** START OF RECORDS SUPPLIED **
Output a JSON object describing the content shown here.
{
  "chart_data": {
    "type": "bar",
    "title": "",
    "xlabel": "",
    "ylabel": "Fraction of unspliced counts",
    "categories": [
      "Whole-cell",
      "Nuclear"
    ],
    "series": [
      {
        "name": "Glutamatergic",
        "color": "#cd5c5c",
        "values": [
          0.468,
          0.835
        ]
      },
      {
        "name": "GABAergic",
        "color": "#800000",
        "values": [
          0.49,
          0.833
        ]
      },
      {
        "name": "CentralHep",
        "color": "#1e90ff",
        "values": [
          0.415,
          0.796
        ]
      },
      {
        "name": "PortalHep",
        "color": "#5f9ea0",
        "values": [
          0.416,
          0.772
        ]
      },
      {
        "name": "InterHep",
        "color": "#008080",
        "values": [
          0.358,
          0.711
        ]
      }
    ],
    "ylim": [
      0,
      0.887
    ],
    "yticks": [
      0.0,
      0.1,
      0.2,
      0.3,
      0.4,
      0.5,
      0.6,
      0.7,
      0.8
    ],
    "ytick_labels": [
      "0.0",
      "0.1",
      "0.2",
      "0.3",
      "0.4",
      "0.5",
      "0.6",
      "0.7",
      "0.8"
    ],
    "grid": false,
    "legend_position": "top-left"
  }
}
** END OF RECORDS SUPPLIED **
◆ **WHAT IS BEING ASKED**: Out of the preceding entries, pull every line containing the string "color".

◆ **FINAL RESULT**:
        "color": "#cd5c5c",
        "color": "#800000",
        "color": "#1e90ff",
        "color": "#5f9ea0",
        "color": "#008080",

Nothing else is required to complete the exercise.